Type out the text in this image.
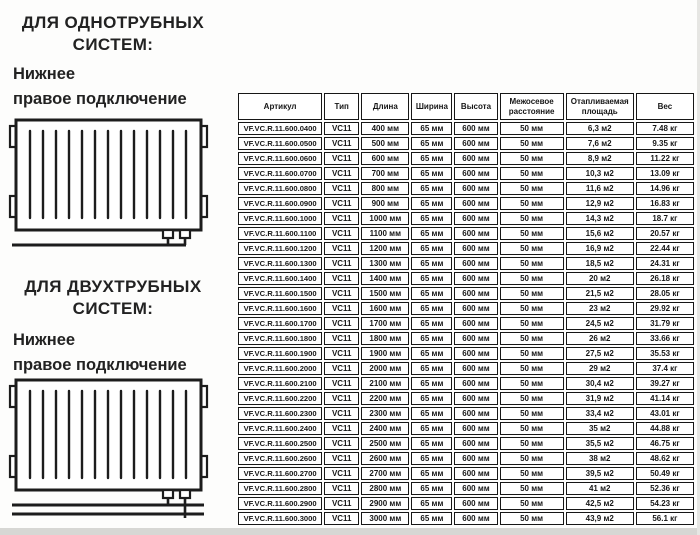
ДЛЯ ОДНОТРУБНЫХ
СИСТЕМ:
Нижнее
правое подключение
ДЛЯ ДВУХТРУБНЫХ
СИСТЕМ:
Нижнее
правое подключение
Артикул	Тип	Длина	Ширина	Высота	Межосевое расстояние	Отапливаемая площадь	Вес
VF.VC.R.11.600.0400	VC11	400 мм	65 мм	600 мм	50 мм	6,3 м2	7.48 кг
VF.VC.R.11.600.0500	VC11	500 мм	65 мм	600 мм	50 мм	7,6 м2	9.35 кг
VF.VC.R.11.600.0600	VC11	600 мм	65 мм	600 мм	50 мм	8,9 м2	11.22 кг
VF.VC.R.11.600.0700	VC11	700 мм	65 мм	600 мм	50 мм	10,3 м2	13.09 кг
VF.VC.R.11.600.0800	VC11	800 мм	65 мм	600 мм	50 мм	11,6 м2	14.96 кг
VF.VC.R.11.600.0900	VC11	900 мм	65 мм	600 мм	50 мм	12,9 м2	16.83 кг
VF.VC.R.11.600.1000	VC11	1000 мм	65 мм	600 мм	50 мм	14,3 м2	18.7 кг
VF.VC.R.11.600.1100	VC11	1100 мм	65 мм	600 мм	50 мм	15,6 м2	20.57 кг
VF.VC.R.11.600.1200	VC11	1200 мм	65 мм	600 мм	50 мм	16,9 м2	22.44 кг
VF.VC.R.11.600.1300	VC11	1300 мм	65 мм	600 мм	50 мм	18,5 м2	24.31 кг
VF.VC.R.11.600.1400	VC11	1400 мм	65 мм	600 мм	50 мм	20 м2	26.18 кг
VF.VC.R.11.600.1500	VC11	1500 мм	65 мм	600 мм	50 мм	21,5 м2	28.05 кг
VF.VC.R.11.600.1600	VC11	1600 мм	65 мм	600 мм	50 мм	23 м2	29.92 кг
VF.VC.R.11.600.1700	VC11	1700 мм	65 мм	600 мм	50 мм	24,5 м2	31.79 кг
VF.VC.R.11.600.1800	VC11	1800 мм	65 мм	600 мм	50 мм	26 м2	33.66 кг
VF.VC.R.11.600.1900	VC11	1900 мм	65 мм	600 мм	50 мм	27,5 м2	35.53 кг
VF.VC.R.11.600.2000	VC11	2000 мм	65 мм	600 мм	50 мм	29 м2	37.4 кг
VF.VC.R.11.600.2100	VC11	2100 мм	65 мм	600 мм	50 мм	30,4 м2	39.27 кг
VF.VC.R.11.600.2200	VC11	2200 мм	65 мм	600 мм	50 мм	31,9 м2	41.14 кг
VF.VC.R.11.600.2300	VC11	2300 мм	65 мм	600 мм	50 мм	33,4 м2	43.01 кг
VF.VC.R.11.600.2400	VC11	2400 мм	65 мм	600 мм	50 мм	35 м2	44.88 кг
VF.VC.R.11.600.2500	VC11	2500 мм	65 мм	600 мм	50 мм	35,5 м2	46.75 кг
VF.VC.R.11.600.2600	VC11	2600 мм	65 мм	600 мм	50 мм	38 м2	48.62 кг
VF.VC.R.11.600.2700	VC11	2700 мм	65 мм	600 мм	50 мм	39,5 м2	50.49 кг
VF.VC.R.11.600.2800	VC11	2800 мм	65 мм	600 мм	50 мм	41 м2	52.36 кг
VF.VC.R.11.600.2900	VC11	2900 мм	65 мм	600 мм	50 мм	42,5 м2	54.23 кг
VF.VC.R.11.600.3000	VC11	3000 мм	65 мм	600 мм	50 мм	43,9 м2	56.1 кг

----------

Reproduce each line exactly, please, except for any pictures.

Type out the text in this image.
ДЛЯ ОДНОТРУБНЫХ
СИСТЕМ:
Нижнее
правое подключение
ДЛЯ ДВУХТРУБНЫХ
СИСТЕМ:
Нижнее
правое подключение
Артикул	Тип	Длина	Ширина	Высота	Межосевое расстояние	Отапливаемая площадь	Вес
VF.VC.R.11.600.0400	VC11	400 мм	65 мм	600 мм	50 мм	6,3 м2	7.48 кг
VF.VC.R.11.600.0500	VC11	500 мм	65 мм	600 мм	50 мм	7,6 м2	9.35 кг
VF.VC.R.11.600.0600	VC11	600 мм	65 мм	600 мм	50 мм	8,9 м2	11.22 кг
VF.VC.R.11.600.0700	VC11	700 мм	65 мм	600 мм	50 мм	10,3 м2	13.09 кг
VF.VC.R.11.600.0800	VC11	800 мм	65 мм	600 мм	50 мм	11,6 м2	14.96 кг
VF.VC.R.11.600.0900	VC11	900 мм	65 мм	600 мм	50 мм	12,9 м2	16.83 кг
VF.VC.R.11.600.1000	VC11	1000 мм	65 мм	600 мм	50 мм	14,3 м2	18.7 кг
VF.VC.R.11.600.1100	VC11	1100 мм	65 мм	600 мм	50 мм	15,6 м2	20.57 кг
VF.VC.R.11.600.1200	VC11	1200 мм	65 мм	600 мм	50 мм	16,9 м2	22.44 кг
VF.VC.R.11.600.1300	VC11	1300 мм	65 мм	600 мм	50 мм	18,5 м2	24.31 кг
VF.VC.R.11.600.1400	VC11	1400 мм	65 мм	600 мм	50 мм	20 м2	26.18 кг
VF.VC.R.11.600.1500	VC11	1500 мм	65 мм	600 мм	50 мм	21,5 м2	28.05 кг
VF.VC.R.11.600.1600	VC11	1600 мм	65 мм	600 мм	50 мм	23 м2	29.92 кг
VF.VC.R.11.600.1700	VC11	1700 мм	65 мм	600 мм	50 мм	24,5 м2	31.79 кг
VF.VC.R.11.600.1800	VC11	1800 мм	65 мм	600 мм	50 мм	26 м2	33.66 кг
VF.VC.R.11.600.1900	VC11	1900 мм	65 мм	600 мм	50 мм	27,5 м2	35.53 кг
VF.VC.R.11.600.2000	VC11	2000 мм	65 мм	600 мм	50 мм	29 м2	37.4 кг
VF.VC.R.11.600.2100	VC11	2100 мм	65 мм	600 мм	50 мм	30,4 м2	39.27 кг
VF.VC.R.11.600.2200	VC11	2200 мм	65 мм	600 мм	50 мм	31,9 м2	41.14 кг
VF.VC.R.11.600.2300	VC11	2300 мм	65 мм	600 мм	50 мм	33,4 м2	43.01 кг
VF.VC.R.11.600.2400	VC11	2400 мм	65 мм	600 мм	50 мм	35 м2	44.88 кг
VF.VC.R.11.600.2500	VC11	2500 мм	65 мм	600 мм	50 мм	35,5 м2	46.75 кг
VF.VC.R.11.600.2600	VC11	2600 мм	65 мм	600 мм	50 мм	38 м2	48.62 кг
VF.VC.R.11.600.2700	VC11	2700 мм	65 мм	600 мм	50 мм	39,5 м2	50.49 кг
VF.VC.R.11.600.2800	VC11	2800 мм	65 мм	600 мм	50 мм	41 м2	52.36 кг
VF.VC.R.11.600.2900	VC11	2900 мм	65 мм	600 мм	50 мм	42,5 м2	54.23 кг
VF.VC.R.11.600.3000	VC11	3000 мм	65 мм	600 мм	50 мм	43,9 м2	56.1 кг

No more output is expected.